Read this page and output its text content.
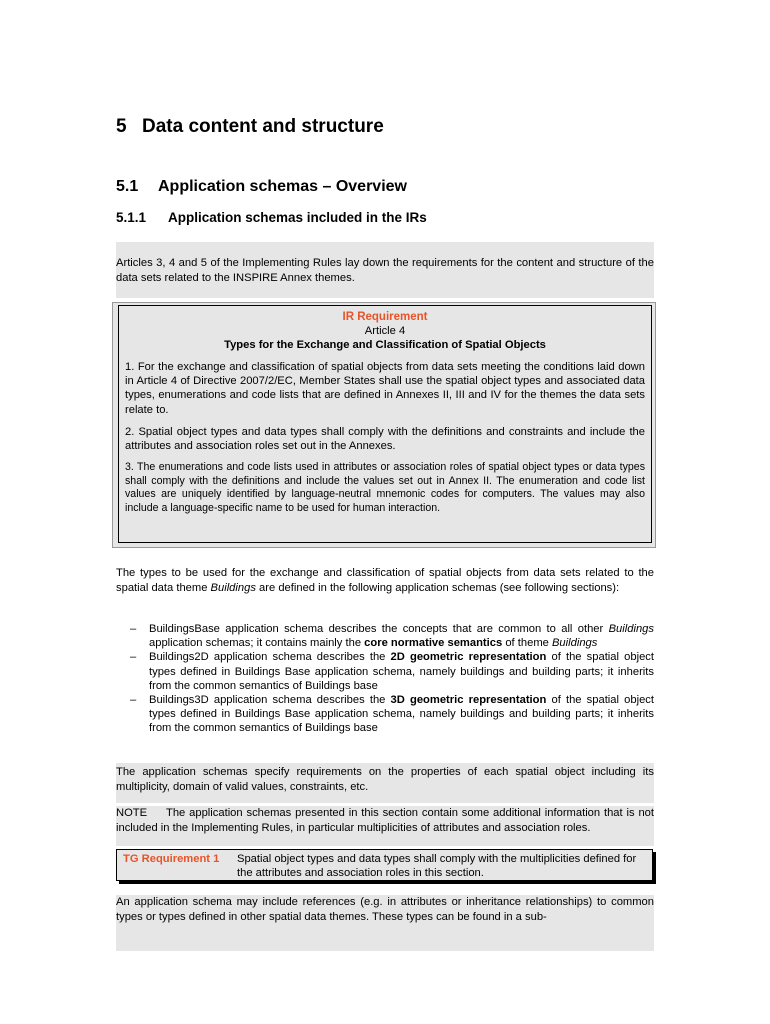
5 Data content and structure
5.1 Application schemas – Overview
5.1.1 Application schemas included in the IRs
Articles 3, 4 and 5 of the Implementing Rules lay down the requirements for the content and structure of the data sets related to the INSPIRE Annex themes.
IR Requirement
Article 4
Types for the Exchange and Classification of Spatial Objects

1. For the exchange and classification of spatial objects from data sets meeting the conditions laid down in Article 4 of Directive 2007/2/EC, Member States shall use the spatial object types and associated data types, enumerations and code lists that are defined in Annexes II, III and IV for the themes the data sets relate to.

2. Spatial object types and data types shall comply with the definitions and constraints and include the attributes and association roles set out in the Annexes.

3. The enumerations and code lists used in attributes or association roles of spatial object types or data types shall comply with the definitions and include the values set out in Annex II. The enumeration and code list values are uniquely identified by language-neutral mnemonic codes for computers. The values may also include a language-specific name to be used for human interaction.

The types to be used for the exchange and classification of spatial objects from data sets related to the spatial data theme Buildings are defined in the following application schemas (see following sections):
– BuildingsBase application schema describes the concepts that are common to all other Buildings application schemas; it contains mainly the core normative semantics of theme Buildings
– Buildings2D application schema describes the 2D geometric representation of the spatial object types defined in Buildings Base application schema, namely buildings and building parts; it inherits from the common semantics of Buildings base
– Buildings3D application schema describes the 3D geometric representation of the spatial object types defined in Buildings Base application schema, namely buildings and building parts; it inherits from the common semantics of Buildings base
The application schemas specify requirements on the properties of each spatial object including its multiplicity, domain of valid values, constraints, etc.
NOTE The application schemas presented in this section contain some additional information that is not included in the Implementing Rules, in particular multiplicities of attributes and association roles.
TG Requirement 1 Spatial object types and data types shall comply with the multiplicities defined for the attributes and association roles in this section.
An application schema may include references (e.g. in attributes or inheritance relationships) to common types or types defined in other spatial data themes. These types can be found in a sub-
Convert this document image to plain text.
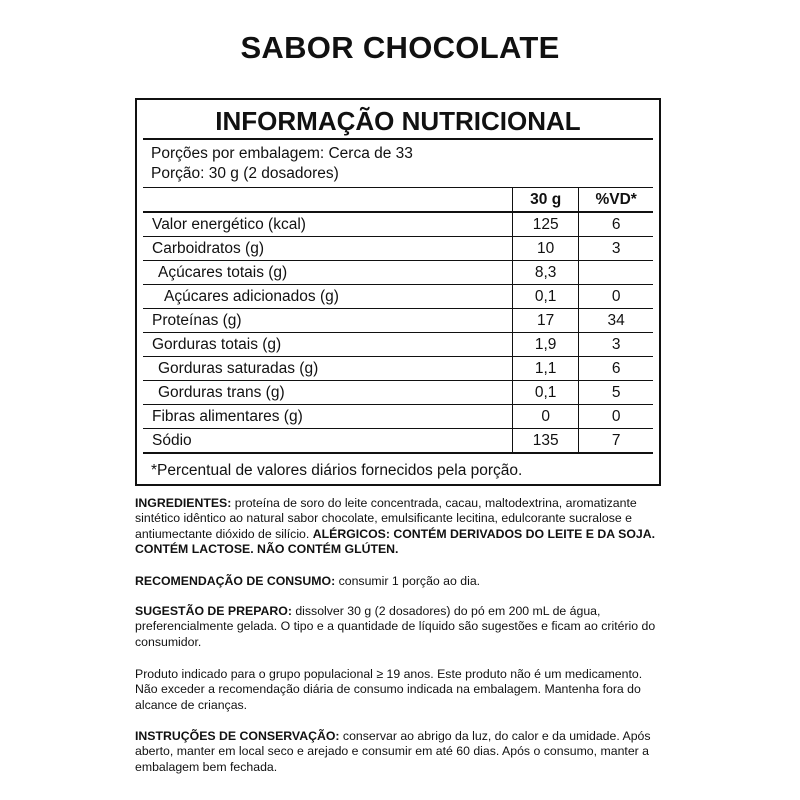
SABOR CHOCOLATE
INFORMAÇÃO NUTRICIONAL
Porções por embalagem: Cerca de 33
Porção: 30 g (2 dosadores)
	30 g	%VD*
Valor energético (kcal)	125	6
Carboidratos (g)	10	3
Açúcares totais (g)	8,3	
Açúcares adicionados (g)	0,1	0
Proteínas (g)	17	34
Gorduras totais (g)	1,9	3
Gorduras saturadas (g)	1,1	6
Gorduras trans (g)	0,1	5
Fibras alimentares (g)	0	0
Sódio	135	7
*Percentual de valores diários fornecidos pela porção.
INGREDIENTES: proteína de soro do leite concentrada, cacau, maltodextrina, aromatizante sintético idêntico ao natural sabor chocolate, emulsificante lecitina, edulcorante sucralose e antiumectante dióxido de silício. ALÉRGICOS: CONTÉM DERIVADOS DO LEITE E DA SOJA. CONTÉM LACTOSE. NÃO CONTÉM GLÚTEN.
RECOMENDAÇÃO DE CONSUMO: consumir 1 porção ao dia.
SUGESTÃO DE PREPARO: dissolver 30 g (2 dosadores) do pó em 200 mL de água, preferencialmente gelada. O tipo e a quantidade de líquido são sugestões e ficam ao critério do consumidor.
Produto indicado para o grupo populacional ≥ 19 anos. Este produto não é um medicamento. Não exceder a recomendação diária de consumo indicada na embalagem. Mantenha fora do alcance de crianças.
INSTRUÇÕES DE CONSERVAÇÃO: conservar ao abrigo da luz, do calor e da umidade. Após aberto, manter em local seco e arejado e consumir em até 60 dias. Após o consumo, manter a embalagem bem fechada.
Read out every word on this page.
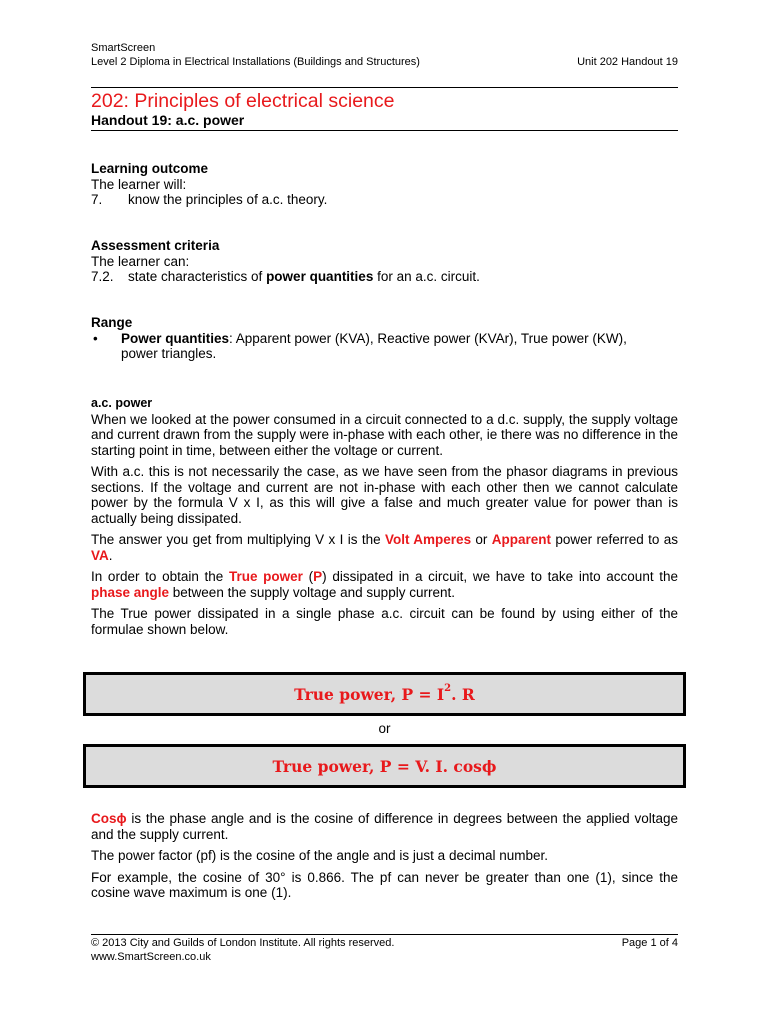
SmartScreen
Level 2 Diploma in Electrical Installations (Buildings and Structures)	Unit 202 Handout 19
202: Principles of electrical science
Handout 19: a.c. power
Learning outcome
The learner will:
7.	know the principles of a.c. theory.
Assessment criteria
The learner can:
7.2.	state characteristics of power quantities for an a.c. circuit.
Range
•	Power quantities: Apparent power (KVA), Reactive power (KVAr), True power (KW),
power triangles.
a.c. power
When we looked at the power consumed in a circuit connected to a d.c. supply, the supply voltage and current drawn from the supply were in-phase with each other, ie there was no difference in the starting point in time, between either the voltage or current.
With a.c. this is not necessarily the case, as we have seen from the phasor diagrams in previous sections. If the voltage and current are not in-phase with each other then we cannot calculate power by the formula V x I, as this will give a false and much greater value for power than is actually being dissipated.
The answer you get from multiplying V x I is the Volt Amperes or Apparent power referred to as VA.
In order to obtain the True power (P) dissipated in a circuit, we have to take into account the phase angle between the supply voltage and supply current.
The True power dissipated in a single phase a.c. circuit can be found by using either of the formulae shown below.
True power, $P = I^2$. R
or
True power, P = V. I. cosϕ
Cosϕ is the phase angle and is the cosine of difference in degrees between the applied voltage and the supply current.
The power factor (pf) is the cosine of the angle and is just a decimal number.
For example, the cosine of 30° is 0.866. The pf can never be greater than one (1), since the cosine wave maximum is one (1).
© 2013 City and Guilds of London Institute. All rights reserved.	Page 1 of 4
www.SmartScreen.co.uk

::::

◆ TASK BRIEF
Read through the entries and copy every line that includes "Açúcares".

◆ ANSWER TO THE TASK
Açúcares totais (g)	8,3	
Açúcares adicionados (g)	0,1	0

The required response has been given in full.